[Collection entries]
+++

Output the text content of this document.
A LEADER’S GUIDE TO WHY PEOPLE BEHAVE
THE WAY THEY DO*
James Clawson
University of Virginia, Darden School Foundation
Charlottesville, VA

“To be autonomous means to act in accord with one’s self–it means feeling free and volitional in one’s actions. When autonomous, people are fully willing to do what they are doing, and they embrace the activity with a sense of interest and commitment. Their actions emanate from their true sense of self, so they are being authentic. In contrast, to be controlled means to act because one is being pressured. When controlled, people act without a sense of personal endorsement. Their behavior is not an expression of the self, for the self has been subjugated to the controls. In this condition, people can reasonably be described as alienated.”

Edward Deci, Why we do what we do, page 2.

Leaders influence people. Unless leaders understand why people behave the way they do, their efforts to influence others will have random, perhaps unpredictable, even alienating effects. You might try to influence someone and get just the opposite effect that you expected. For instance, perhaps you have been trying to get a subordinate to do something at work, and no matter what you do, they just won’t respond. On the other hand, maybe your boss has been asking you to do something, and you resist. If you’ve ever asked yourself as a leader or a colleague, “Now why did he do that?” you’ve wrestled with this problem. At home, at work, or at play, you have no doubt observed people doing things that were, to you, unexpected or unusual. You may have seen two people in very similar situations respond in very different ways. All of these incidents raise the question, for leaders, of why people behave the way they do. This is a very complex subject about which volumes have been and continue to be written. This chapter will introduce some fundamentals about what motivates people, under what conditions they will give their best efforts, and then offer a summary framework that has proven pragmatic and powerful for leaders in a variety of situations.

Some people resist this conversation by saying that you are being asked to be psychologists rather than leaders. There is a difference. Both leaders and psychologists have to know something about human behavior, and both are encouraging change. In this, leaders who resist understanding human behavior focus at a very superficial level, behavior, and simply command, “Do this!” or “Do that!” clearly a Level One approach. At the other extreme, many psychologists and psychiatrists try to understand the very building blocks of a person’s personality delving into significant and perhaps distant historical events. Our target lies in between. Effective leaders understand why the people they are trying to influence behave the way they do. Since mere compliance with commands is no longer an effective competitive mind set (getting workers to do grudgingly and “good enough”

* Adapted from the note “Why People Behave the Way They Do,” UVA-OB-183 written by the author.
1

+++

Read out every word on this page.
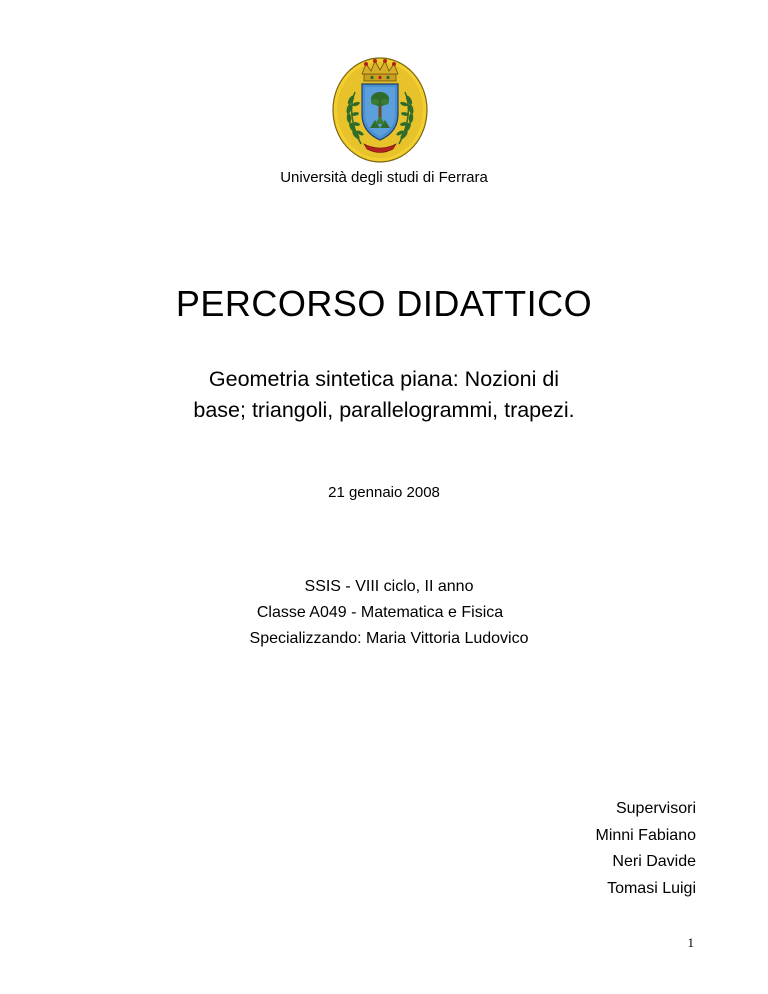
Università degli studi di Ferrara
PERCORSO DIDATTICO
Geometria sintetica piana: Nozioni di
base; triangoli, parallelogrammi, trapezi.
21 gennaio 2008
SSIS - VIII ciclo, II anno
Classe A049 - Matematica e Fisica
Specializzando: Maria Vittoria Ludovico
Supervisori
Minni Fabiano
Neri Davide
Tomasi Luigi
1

+++

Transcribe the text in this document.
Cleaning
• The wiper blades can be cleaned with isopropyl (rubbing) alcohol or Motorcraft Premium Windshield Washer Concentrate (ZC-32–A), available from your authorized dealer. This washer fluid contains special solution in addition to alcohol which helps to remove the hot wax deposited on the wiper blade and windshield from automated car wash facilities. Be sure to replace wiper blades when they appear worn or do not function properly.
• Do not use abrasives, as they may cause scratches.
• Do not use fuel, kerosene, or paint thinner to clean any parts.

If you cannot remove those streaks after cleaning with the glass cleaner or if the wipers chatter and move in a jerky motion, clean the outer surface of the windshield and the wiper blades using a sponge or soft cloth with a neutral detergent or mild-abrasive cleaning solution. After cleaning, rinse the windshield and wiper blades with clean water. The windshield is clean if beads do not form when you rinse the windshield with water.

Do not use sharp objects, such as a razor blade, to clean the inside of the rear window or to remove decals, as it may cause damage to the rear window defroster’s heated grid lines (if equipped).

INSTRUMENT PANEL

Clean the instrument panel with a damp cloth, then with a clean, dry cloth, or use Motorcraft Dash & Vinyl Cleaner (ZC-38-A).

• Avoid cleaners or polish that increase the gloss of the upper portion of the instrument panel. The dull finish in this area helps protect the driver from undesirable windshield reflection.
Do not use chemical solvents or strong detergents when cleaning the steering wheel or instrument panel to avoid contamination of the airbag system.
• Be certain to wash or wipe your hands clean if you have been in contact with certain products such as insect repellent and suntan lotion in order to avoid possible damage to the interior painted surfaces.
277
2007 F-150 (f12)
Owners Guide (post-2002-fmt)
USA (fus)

+++

What this task involves =
Using the material above, copy every line in which the string "damage" occurs.

Written answer =
Do not use sharp objects, such as a razor blade, to clean the inside of the rear window or to remove decals, as it may cause damage to the rear window defroster’s heated grid lines (if equipped).
• Be certain to wash or wipe your hands clean if you have been in contact with certain products such as insect repellent and suntan lotion in order to avoid possible damage to the interior painted surfaces.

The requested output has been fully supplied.